• RECORDS
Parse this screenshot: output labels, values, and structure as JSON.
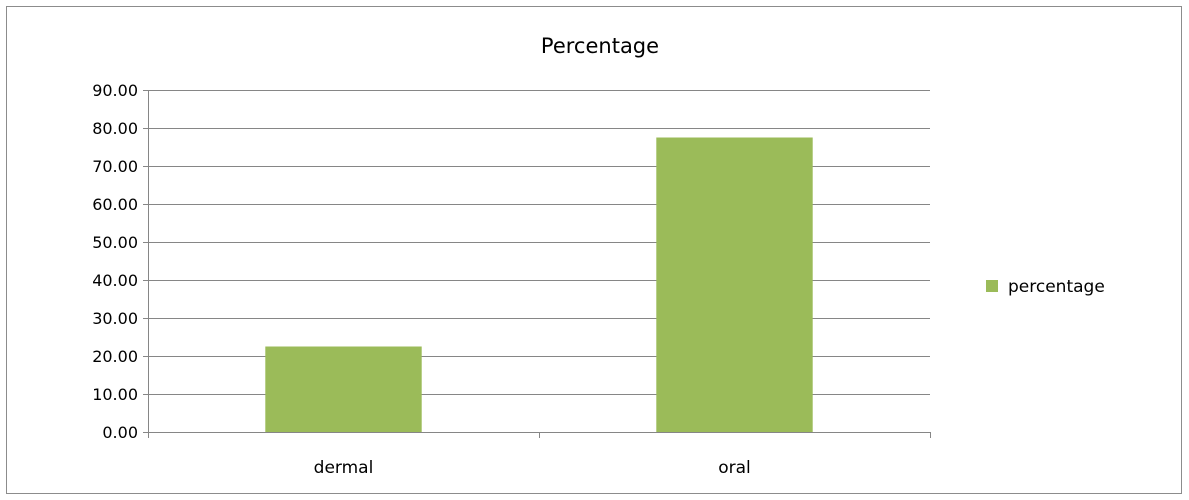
{
  "chart_data": {
    "type": "bar",
    "title": "Percentage",
    "categories": [
      "dermal",
      "oral"
    ],
    "series": [
      {
        "name": "percentage",
        "values": [
          22.5,
          77.5
        ],
        "color": "#9bbb59"
      }
    ],
    "ylim": [
      0,
      90
    ],
    "yticks": [
      "0.00",
      "10.00",
      "20.00",
      "30.00",
      "40.00",
      "50.00",
      "60.00",
      "70.00",
      "80.00",
      "90.00"
    ],
    "ytick_values": [
      0,
      10,
      20,
      30,
      40,
      50,
      60,
      70,
      80,
      90
    ],
    "grid": true,
    "legend_position": "right",
    "gridline_color": "#868686",
    "axis_color": "#868686"
  }
}
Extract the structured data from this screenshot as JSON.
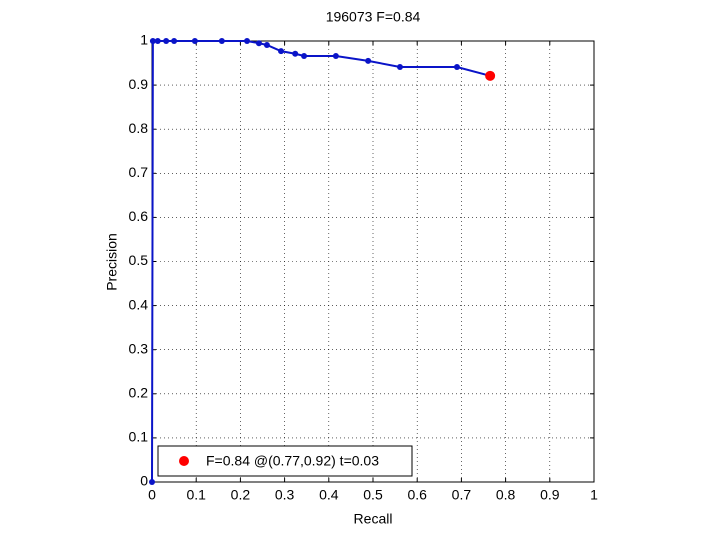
{
  "chart_data": {
    "type": "line",
    "title": "196073 F=0.84",
    "xlabel": "Recall",
    "ylabel": "Precision",
    "xlim": [
      0,
      1
    ],
    "ylim": [
      0,
      1
    ],
    "xticks": [
      0,
      0.1,
      0.2,
      0.3,
      0.4,
      0.5,
      0.6,
      0.7,
      0.8,
      0.9,
      1
    ],
    "yticks": [
      0,
      0.1,
      0.2,
      0.3,
      0.4,
      0.5,
      0.6,
      0.7,
      0.8,
      0.9,
      1
    ],
    "grid": true,
    "legend": "lower left",
    "series": [
      {
        "color": "#0a14c8",
        "x": [
          0,
          0.002,
          0.013,
          0.032,
          0.05,
          0.097,
          0.158,
          0.215,
          0.242,
          0.26,
          0.292,
          0.324,
          0.344,
          0.416,
          0.489,
          0.561,
          0.69,
          0.765
        ],
        "values": [
          0,
          1,
          1,
          1,
          1,
          1,
          1,
          1,
          0.995,
          0.991,
          0.977,
          0.971,
          0.966,
          0.966,
          0.955,
          0.941,
          0.941,
          0.921
        ]
      },
      {
        "name": "F=0.84 @(0.77,0.92) t=0.03",
        "color": "#ff0000",
        "x": [
          0.765
        ],
        "values": [
          0.921
        ]
      }
    ]
  }
}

• TASK TO COMPLETE
Skipping the pictures, transcribe each line above exactly as it appears.

• RIGHT ANSWER
Parse this screenshot: output labels, values, and structure as JSON.
{
  "chart_data": {
    "type": "bar",
    "title": "Percentage",
    "categories": [
      "dermal",
      "oral"
    ],
    "series": [
      {
        "name": "percentage",
        "values": [
          22.5,
          77.5
        ],
        "color": "#9bbb59"
      }
    ],
    "ylim": [
      0,
      90
    ],
    "yticks": [
      "0.00",
      "10.00",
      "20.00",
      "30.00",
      "40.00",
      "50.00",
      "60.00",
      "70.00",
      "80.00",
      "90.00"
    ],
    "ytick_values": [
      0,
      10,
      20,
      30,
      40,
      50,
      60,
      70,
      80,
      90
    ],
    "grid": true,
    "legend_position": "right",
    "gridline_color": "#868686",
    "axis_color": "#868686"
  }
}
Extract the structured data from this screenshot as JSON.
{
  "chart_data": {
    "type": "line",
    "title": "196073 F=0.84",
    "xlabel": "Recall",
    "ylabel": "Precision",
    "xlim": [
      0,
      1
    ],
    "ylim": [
      0,
      1
    ],
    "xticks": [
      0,
      0.1,
      0.2,
      0.3,
      0.4,
      0.5,
      0.6,
      0.7,
      0.8,
      0.9,
      1
    ],
    "yticks": [
      0,
      0.1,
      0.2,
      0.3,
      0.4,
      0.5,
      0.6,
      0.7,
      0.8,
      0.9,
      1
    ],
    "grid": true,
    "legend": "lower left",
    "series": [
      {
        "color": "#0a14c8",
        "x": [
          0,
          0.002,
          0.013,
          0.032,
          0.05,
          0.097,
          0.158,
          0.215,
          0.242,
          0.26,
          0.292,
          0.324,
          0.344,
          0.416,
          0.489,
          0.561,
          0.69,
          0.765
        ],
        "values": [
          0,
          1,
          1,
          1,
          1,
          1,
          1,
          1,
          0.995,
          0.991,
          0.977,
          0.971,
          0.966,
          0.966,
          0.955,
          0.941,
          0.941,
          0.921
        ]
      },
      {
        "name": "F=0.84 @(0.77,0.92) t=0.03",
        "color": "#ff0000",
        "x": [
          0.765
        ],
        "values": [
          0.921
        ]
      }
    ]
  }
}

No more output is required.